**SUPPLIED PASSAGE:**
Friday, February 19, 2010


Every book on play-writing ever written contains in some form an exhortation to resolve. Aestheticians ever argue this necessity on the grounds of narrative or emotional completion of the action presented, on the grounds, I suppose, that this is what the audience wants. Moralists (who, madder, more often capture my heart) insist that resolution comprises the civic legitimacy of the theater, that only by seeing horrors or pleasures rehearsed onstage can we be adequately prepared to face them in our own lives.

But: suddenly, recently I've found myself ambivalent about them. When reading plays at home I almost invariably put them down as soon as all the crises are in place. Of course I'll pick them up again and almost always be surprised - a good resolution is never a forced march no matter how inevitable it may seem - but nevertheless this is when my attention flags, when the pleasure turns to work.

Greek tragedy (and maybe Roman tragedy even more so) was based entirely on the struggle (moral, emotional, practical) between arguments over the course of action to take when presented with a problem. The conclusion - it's important to remember - was most often the least dynamic part, because, drawn from shared myths or recent past it was certain the audience knew where the story was going.

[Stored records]
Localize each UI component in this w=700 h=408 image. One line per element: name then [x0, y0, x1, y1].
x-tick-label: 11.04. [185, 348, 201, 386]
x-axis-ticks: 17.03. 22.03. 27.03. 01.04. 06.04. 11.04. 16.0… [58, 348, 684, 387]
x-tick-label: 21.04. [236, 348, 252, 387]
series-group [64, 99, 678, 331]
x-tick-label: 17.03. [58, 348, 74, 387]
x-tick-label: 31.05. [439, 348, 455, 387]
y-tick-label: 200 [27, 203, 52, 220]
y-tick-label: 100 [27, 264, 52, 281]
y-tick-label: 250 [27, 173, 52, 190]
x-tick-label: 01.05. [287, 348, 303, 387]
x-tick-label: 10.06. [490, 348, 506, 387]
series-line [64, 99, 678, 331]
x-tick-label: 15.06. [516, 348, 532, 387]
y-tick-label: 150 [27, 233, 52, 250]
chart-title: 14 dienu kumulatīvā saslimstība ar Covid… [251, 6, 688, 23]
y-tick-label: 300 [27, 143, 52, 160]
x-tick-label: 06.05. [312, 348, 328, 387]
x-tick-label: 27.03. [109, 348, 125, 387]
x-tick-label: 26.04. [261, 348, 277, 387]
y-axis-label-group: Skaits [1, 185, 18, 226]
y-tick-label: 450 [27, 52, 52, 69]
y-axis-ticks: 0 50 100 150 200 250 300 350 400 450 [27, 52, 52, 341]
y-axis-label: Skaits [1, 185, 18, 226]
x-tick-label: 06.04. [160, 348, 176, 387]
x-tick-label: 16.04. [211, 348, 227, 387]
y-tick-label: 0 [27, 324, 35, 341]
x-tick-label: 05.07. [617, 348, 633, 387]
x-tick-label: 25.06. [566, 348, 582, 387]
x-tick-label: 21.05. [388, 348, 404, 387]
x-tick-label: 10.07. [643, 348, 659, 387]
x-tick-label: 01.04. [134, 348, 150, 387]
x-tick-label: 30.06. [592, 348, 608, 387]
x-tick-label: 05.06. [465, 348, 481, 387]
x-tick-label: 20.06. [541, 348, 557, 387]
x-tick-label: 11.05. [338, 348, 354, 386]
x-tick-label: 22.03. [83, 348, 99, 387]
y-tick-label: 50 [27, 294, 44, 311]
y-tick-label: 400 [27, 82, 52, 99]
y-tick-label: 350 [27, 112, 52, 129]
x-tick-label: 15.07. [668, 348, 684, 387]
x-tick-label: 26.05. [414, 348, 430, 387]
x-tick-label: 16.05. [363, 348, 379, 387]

**DIRECTIONS FOR THIS TASK:** Translate this sentence from the passage on resolution in play-writing into Spanish: "When reading plays at home I almost invariably put them down as soon as all the crises are in place."

**ANSWER SECTION:** Cuando leo obras de teatro en casa, casi invariablemente las dejo en cuanto todas las crisis están planteadas.